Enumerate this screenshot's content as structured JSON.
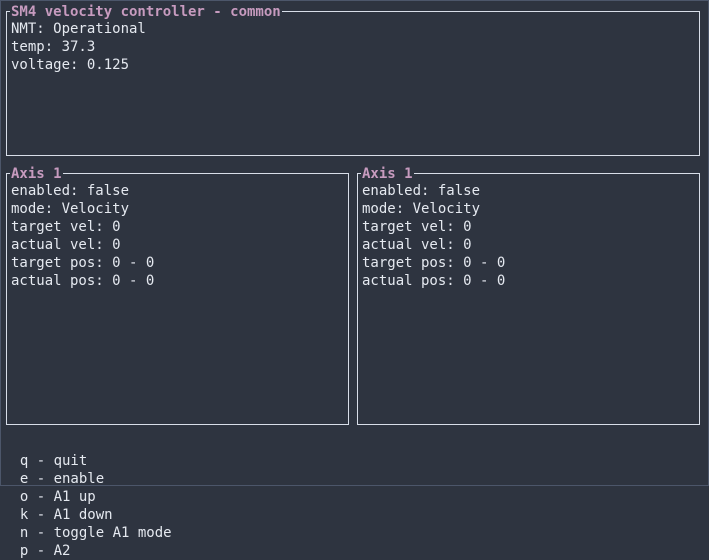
{
  "common": {
    "title": "SM4 velocity controller - common",
    "lines": [
      "NMT: Operational",
      "temp: 37.3",
      "voltage: 0.125"
    ]
  },
  "axes": [
    {
      "title": "Axis 1",
      "lines": [
        "enabled: false",
        "mode: Velocity",
        "target vel: 0",
        "actual vel: 0",
        "target pos: 0 - 0",
        "actual pos: 0 - 0"
      ]
    },
    {
      "title": "Axis 1",
      "lines": [
        "enabled: false",
        "mode: Velocity",
        "target vel: 0",
        "actual vel: 0",
        "target pos: 0 - 0",
        "actual pos: 0 - 0"
      ]
    }
  ],
  "footer": {
    "keys": [
      "q - quit",
      "e - enable",
      "o - A1 up",
      "k - A1 down",
      "n - toggle A1 mode",
      "p - A2"
    ]
  },
  "colors": {
    "background": "#2e3440",
    "text": "#e5e9f0",
    "title": "#c79bbf",
    "border": "#d8dee9"
  }
}
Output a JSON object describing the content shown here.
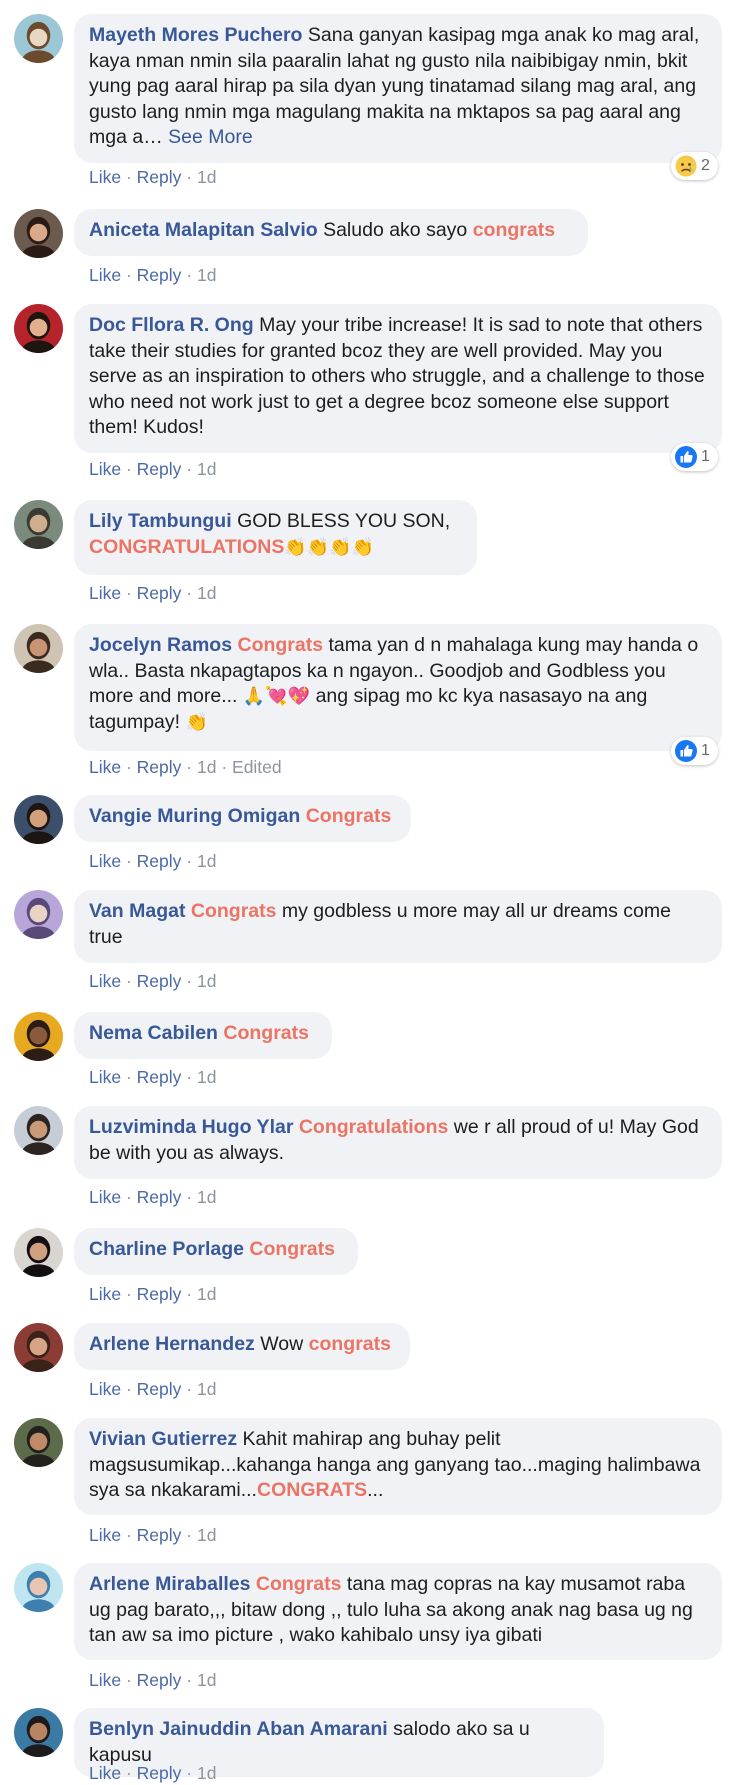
{
  "comments": [
    {
      "author": "Mayeth Mores Puchero",
      "body": [
        {
          "text": "Sana ganyan kasipag mga anak ko mag aral, kaya nman nmin sila paaralin lahat ng gusto nila naibibigay nmin, bkit yung pag aaral hirap pa sila dyan yung tinatamad silang mag aral, ang gusto lang nmin mga magulang makita na mktapos sa pag aaral ang mga a… "
        },
        {
          "text": "See More",
          "style": "link"
        }
      ],
      "actions": {
        "like": "Like",
        "reply": "Reply",
        "time": "1d"
      },
      "reaction": {
        "type": "sad",
        "icon": "sad-face-icon",
        "count": "2"
      },
      "avatar": {
        "bg": "#9cc7d6",
        "fg": "#e8d7c3",
        "hair": "#6b4a2e"
      }
    },
    {
      "author": "Aniceta Malapitan Salvio",
      "body": [
        {
          "text": "Saludo ako sayo "
        },
        {
          "text": "congrats",
          "style": "hl"
        }
      ],
      "actions": {
        "like": "Like",
        "reply": "Reply",
        "time": "1d"
      },
      "avatar": {
        "bg": "#6b5a4e",
        "fg": "#d9a989",
        "hair": "#2a1c14"
      }
    },
    {
      "author": "Doc Fllora R. Ong",
      "body": [
        {
          "text": "May your tribe increase! It is sad to note that others take their studies for granted bcoz they are well provided. May you serve as an inspiration to others who struggle, and a challenge to those who need not work just to get a degree bcoz someone else support them! Kudos!"
        }
      ],
      "actions": {
        "like": "Like",
        "reply": "Reply",
        "time": "1d"
      },
      "reaction": {
        "type": "like",
        "icon": "thumbs-up-icon",
        "count": "1"
      },
      "avatar": {
        "bg": "#b5242a",
        "fg": "#e2b08f",
        "hair": "#1e1410"
      }
    },
    {
      "author": "Lily Tambungui",
      "body": [
        {
          "text": "GOD BLESS YOU SON, "
        },
        {
          "text": "CONGRATULATIONS",
          "style": "hl"
        },
        {
          "text": "👏👏👏👏",
          "style": "emoji"
        }
      ],
      "actions": {
        "like": "Like",
        "reply": "Reply",
        "time": "1d"
      },
      "avatar": {
        "bg": "#7a8a7d",
        "fg": "#cfae8e",
        "hair": "#3a3a32"
      }
    },
    {
      "author": "Jocelyn Ramos",
      "body": [
        {
          "text": "Congrats",
          "style": "hl"
        },
        {
          "text": " tama yan d n mahalaga kung may handa o wla.. Basta nkapagtapos ka n ngayon.. Goodjob and Godbless you more and more... "
        },
        {
          "text": "🙏💘💖",
          "style": "emoji"
        },
        {
          "text": " ang sipag mo kc kya nasasayo na ang tagumpay! "
        },
        {
          "text": "👏",
          "style": "emoji"
        }
      ],
      "actions": {
        "like": "Like",
        "reply": "Reply",
        "time": "1d",
        "edited": "Edited"
      },
      "reaction": {
        "type": "like",
        "icon": "thumbs-up-icon",
        "count": "1"
      },
      "avatar": {
        "bg": "#cfc3b4",
        "fg": "#c89572",
        "hair": "#3b2a20"
      }
    },
    {
      "author": "Vangie Muring Omigan",
      "body": [
        {
          "text": "Congrats",
          "style": "hl"
        }
      ],
      "actions": {
        "like": "Like",
        "reply": "Reply",
        "time": "1d"
      },
      "avatar": {
        "bg": "#3c4f6a",
        "fg": "#d2a07c",
        "hair": "#1d1512"
      }
    },
    {
      "author": "Van Magat",
      "body": [
        {
          "text": "Congrats",
          "style": "hl"
        },
        {
          "text": " my godbless u more may all ur dreams come true"
        }
      ],
      "actions": {
        "like": "Like",
        "reply": "Reply",
        "time": "1d"
      },
      "avatar": {
        "bg": "#b9a6d8",
        "fg": "#e9d3c4",
        "hair": "#5a4a7a"
      }
    },
    {
      "author": "Nema Cabilen",
      "body": [
        {
          "text": "Congrats",
          "style": "hl"
        }
      ],
      "actions": {
        "like": "Like",
        "reply": "Reply",
        "time": "1d"
      },
      "avatar": {
        "bg": "#e6a91f",
        "fg": "#8a5a3c",
        "hair": "#2b1d16"
      }
    },
    {
      "author": "Luzviminda Hugo Ylar",
      "body": [
        {
          "text": "Congratulations",
          "style": "hl"
        },
        {
          "text": " we r all proud of u! May God be with you as always."
        }
      ],
      "actions": {
        "like": "Like",
        "reply": "Reply",
        "time": "1d"
      },
      "avatar": {
        "bg": "#c6cdd6",
        "fg": "#c99a78",
        "hair": "#2c2420"
      }
    },
    {
      "author": "Charline Porlage",
      "body": [
        {
          "text": "Congrats",
          "style": "hl"
        }
      ],
      "actions": {
        "like": "Like",
        "reply": "Reply",
        "time": "1d"
      },
      "avatar": {
        "bg": "#d9d6d2",
        "fg": "#cf9f7f",
        "hair": "#141012"
      }
    },
    {
      "author": "Arlene Hernandez",
      "body": [
        {
          "text": "Wow "
        },
        {
          "text": "congrats",
          "style": "hl"
        }
      ],
      "actions": {
        "like": "Like",
        "reply": "Reply",
        "time": "1d"
      },
      "avatar": {
        "bg": "#8a3c35",
        "fg": "#d7a584",
        "hair": "#3a221a"
      }
    },
    {
      "author": "Vivian Gutierrez",
      "body": [
        {
          "text": "Kahit mahirap ang buhay pelit magsusumikap...kahanga hanga ang ganyang tao...maging halimbawa sya sa nkakarami..."
        },
        {
          "text": "CONGRATS",
          "style": "hl"
        },
        {
          "text": "..."
        }
      ],
      "actions": {
        "like": "Like",
        "reply": "Reply",
        "time": "1d"
      },
      "avatar": {
        "bg": "#5c6b4a",
        "fg": "#c08a67",
        "hair": "#23211c"
      }
    },
    {
      "author": "Arlene Miraballes",
      "body": [
        {
          "text": "Congrats",
          "style": "hl"
        },
        {
          "text": " tana mag copras na kay musamot raba ug pag barato,,, bitaw dong ,, tulo luha sa akong anak nag basa ug ng tan aw sa imo picture , wako kahibalo unsy iya gibati"
        }
      ],
      "actions": {
        "like": "Like",
        "reply": "Reply",
        "time": "1d"
      },
      "avatar": {
        "bg": "#bfe6f0",
        "fg": "#e8c6b1",
        "hair": "#3f7fb0"
      }
    },
    {
      "author": "Benlyn Jainuddin Aban Amarani",
      "body": [
        {
          "text": "salodo ako sa u kapusu"
        }
      ],
      "actions": {
        "like": "Like",
        "reply": "Reply",
        "time": "1d"
      },
      "avatar": {
        "bg": "#3b7aa5",
        "fg": "#b88562",
        "hair": "#1c1a1a"
      }
    }
  ]
}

____________________

**Goal of the exercise**
The entries above are to be returned exactly, without their pictures.

**Worked answer**
Enumerate this screenshot's content as structured JSON.
{
  "common": {
    "title": "SM4 velocity controller - common",
    "lines": [
      "NMT: Operational",
      "temp: 37.3",
      "voltage: 0.125"
    ]
  },
  "axes": [
    {
      "title": "Axis 1",
      "lines": [
        "enabled: false",
        "mode: Velocity",
        "target vel: 0",
        "actual vel: 0",
        "target pos: 0 - 0",
        "actual pos: 0 - 0"
      ]
    },
    {
      "title": "Axis 1",
      "lines": [
        "enabled: false",
        "mode: Velocity",
        "target vel: 0",
        "actual vel: 0",
        "target pos: 0 - 0",
        "actual pos: 0 - 0"
      ]
    }
  ],
  "footer": {
    "keys": [
      "q - quit",
      "e - enable",
      "o - A1 up",
      "k - A1 down",
      "n - toggle A1 mode",
      "p - A2"
    ]
  },
  "colors": {
    "background": "#2e3440",
    "text": "#e5e9f0",
    "title": "#c79bbf",
    "border": "#d8dee9"
  }
}
Output a JSON object describing the content shown here.
{
  "comments": [
    {
      "author": "Mayeth Mores Puchero",
      "body": [
        {
          "text": "Sana ganyan kasipag mga anak ko mag aral, kaya nman nmin sila paaralin lahat ng gusto nila naibibigay nmin, bkit yung pag aaral hirap pa sila dyan yung tinatamad silang mag aral, ang gusto lang nmin mga magulang makita na mktapos sa pag aaral ang mga a… "
        },
        {
          "text": "See More",
          "style": "link"
        }
      ],
      "actions": {
        "like": "Like",
        "reply": "Reply",
        "time": "1d"
      },
      "reaction": {
        "type": "sad",
        "icon": "sad-face-icon",
        "count": "2"
      },
      "avatar": {
        "bg": "#9cc7d6",
        "fg": "#e8d7c3",
        "hair": "#6b4a2e"
      }
    },
    {
      "author": "Aniceta Malapitan Salvio",
      "body": [
        {
          "text": "Saludo ako sayo "
        },
        {
          "text": "congrats",
          "style": "hl"
        }
      ],
      "actions": {
        "like": "Like",
        "reply": "Reply",
        "time": "1d"
      },
      "avatar": {
        "bg": "#6b5a4e",
        "fg": "#d9a989",
        "hair": "#2a1c14"
      }
    },
    {
      "author": "Doc Fllora R. Ong",
      "body": [
        {
          "text": "May your tribe increase! It is sad to note that others take their studies for granted bcoz they are well provided. May you serve as an inspiration to others who struggle, and a challenge to those who need not work just to get a degree bcoz someone else support them! Kudos!"
        }
      ],
      "actions": {
        "like": "Like",
        "reply": "Reply",
        "time": "1d"
      },
      "reaction": {
        "type": "like",
        "icon": "thumbs-up-icon",
        "count": "1"
      },
      "avatar": {
        "bg": "#b5242a",
        "fg": "#e2b08f",
        "hair": "#1e1410"
      }
    },
    {
      "author": "Lily Tambungui",
      "body": [
        {
          "text": "GOD BLESS YOU SON, "
        },
        {
          "text": "CONGRATULATIONS",
          "style": "hl"
        },
        {
          "text": "👏👏👏👏",
          "style": "emoji"
        }
      ],
      "actions": {
        "like": "Like",
        "reply": "Reply",
        "time": "1d"
      },
      "avatar": {
        "bg": "#7a8a7d",
        "fg": "#cfae8e",
        "hair": "#3a3a32"
      }
    },
    {
      "author": "Jocelyn Ramos",
      "body": [
        {
          "text": "Congrats",
          "style": "hl"
        },
        {
          "text": " tama yan d n mahalaga kung may handa o wla.. Basta nkapagtapos ka n ngayon.. Goodjob and Godbless you more and more... "
        },
        {
          "text": "🙏💘💖",
          "style": "emoji"
        },
        {
          "text": " ang sipag mo kc kya nasasayo na ang tagumpay! "
        },
        {
          "text": "👏",
          "style": "emoji"
        }
      ],
      "actions": {
        "like": "Like",
        "reply": "Reply",
        "time": "1d",
        "edited": "Edited"
      },
      "reaction": {
        "type": "like",
        "icon": "thumbs-up-icon",
        "count": "1"
      },
      "avatar": {
        "bg": "#cfc3b4",
        "fg": "#c89572",
        "hair": "#3b2a20"
      }
    },
    {
      "author": "Vangie Muring Omigan",
      "body": [
        {
          "text": "Congrats",
          "style": "hl"
        }
      ],
      "actions": {
        "like": "Like",
        "reply": "Reply",
        "time": "1d"
      },
      "avatar": {
        "bg": "#3c4f6a",
        "fg": "#d2a07c",
        "hair": "#1d1512"
      }
    },
    {
      "author": "Van Magat",
      "body": [
        {
          "text": "Congrats",
          "style": "hl"
        },
        {
          "text": " my godbless u more may all ur dreams come true"
        }
      ],
      "actions": {
        "like": "Like",
        "reply": "Reply",
        "time": "1d"
      },
      "avatar": {
        "bg": "#b9a6d8",
        "fg": "#e9d3c4",
        "hair": "#5a4a7a"
      }
    },
    {
      "author": "Nema Cabilen",
      "body": [
        {
          "text": "Congrats",
          "style": "hl"
        }
      ],
      "actions": {
        "like": "Like",
        "reply": "Reply",
        "time": "1d"
      },
      "avatar": {
        "bg": "#e6a91f",
        "fg": "#8a5a3c",
        "hair": "#2b1d16"
      }
    },
    {
      "author": "Luzviminda Hugo Ylar",
      "body": [
        {
          "text": "Congratulations",
          "style": "hl"
        },
        {
          "text": " we r all proud of u! May God be with you as always."
        }
      ],
      "actions": {
        "like": "Like",
        "reply": "Reply",
        "time": "1d"
      },
      "avatar": {
        "bg": "#c6cdd6",
        "fg": "#c99a78",
        "hair": "#2c2420"
      }
    },
    {
      "author": "Charline Porlage",
      "body": [
        {
          "text": "Congrats",
          "style": "hl"
        }
      ],
      "actions": {
        "like": "Like",
        "reply": "Reply",
        "time": "1d"
      },
      "avatar": {
        "bg": "#d9d6d2",
        "fg": "#cf9f7f",
        "hair": "#141012"
      }
    },
    {
      "author": "Arlene Hernandez",
      "body": [
        {
          "text": "Wow "
        },
        {
          "text": "congrats",
          "style": "hl"
        }
      ],
      "actions": {
        "like": "Like",
        "reply": "Reply",
        "time": "1d"
      },
      "avatar": {
        "bg": "#8a3c35",
        "fg": "#d7a584",
        "hair": "#3a221a"
      }
    },
    {
      "author": "Vivian Gutierrez",
      "body": [
        {
          "text": "Kahit mahirap ang buhay pelit magsusumikap...kahanga hanga ang ganyang tao...maging halimbawa sya sa nkakarami..."
        },
        {
          "text": "CONGRATS",
          "style": "hl"
        },
        {
          "text": "..."
        }
      ],
      "actions": {
        "like": "Like",
        "reply": "Reply",
        "time": "1d"
      },
      "avatar": {
        "bg": "#5c6b4a",
        "fg": "#c08a67",
        "hair": "#23211c"
      }
    },
    {
      "author": "Arlene Miraballes",
      "body": [
        {
          "text": "Congrats",
          "style": "hl"
        },
        {
          "text": " tana mag copras na kay musamot raba ug pag barato,,, bitaw dong ,, tulo luha sa akong anak nag basa ug ng tan aw sa imo picture , wako kahibalo unsy iya gibati"
        }
      ],
      "actions": {
        "like": "Like",
        "reply": "Reply",
        "time": "1d"
      },
      "avatar": {
        "bg": "#bfe6f0",
        "fg": "#e8c6b1",
        "hair": "#3f7fb0"
      }
    },
    {
      "author": "Benlyn Jainuddin Aban Amarani",
      "body": [
        {
          "text": "salodo ako sa u kapusu"
        }
      ],
      "actions": {
        "like": "Like",
        "reply": "Reply",
        "time": "1d"
      },
      "avatar": {
        "bg": "#3b7aa5",
        "fg": "#b88562",
        "hair": "#1c1a1a"
      }
    }
  ]
}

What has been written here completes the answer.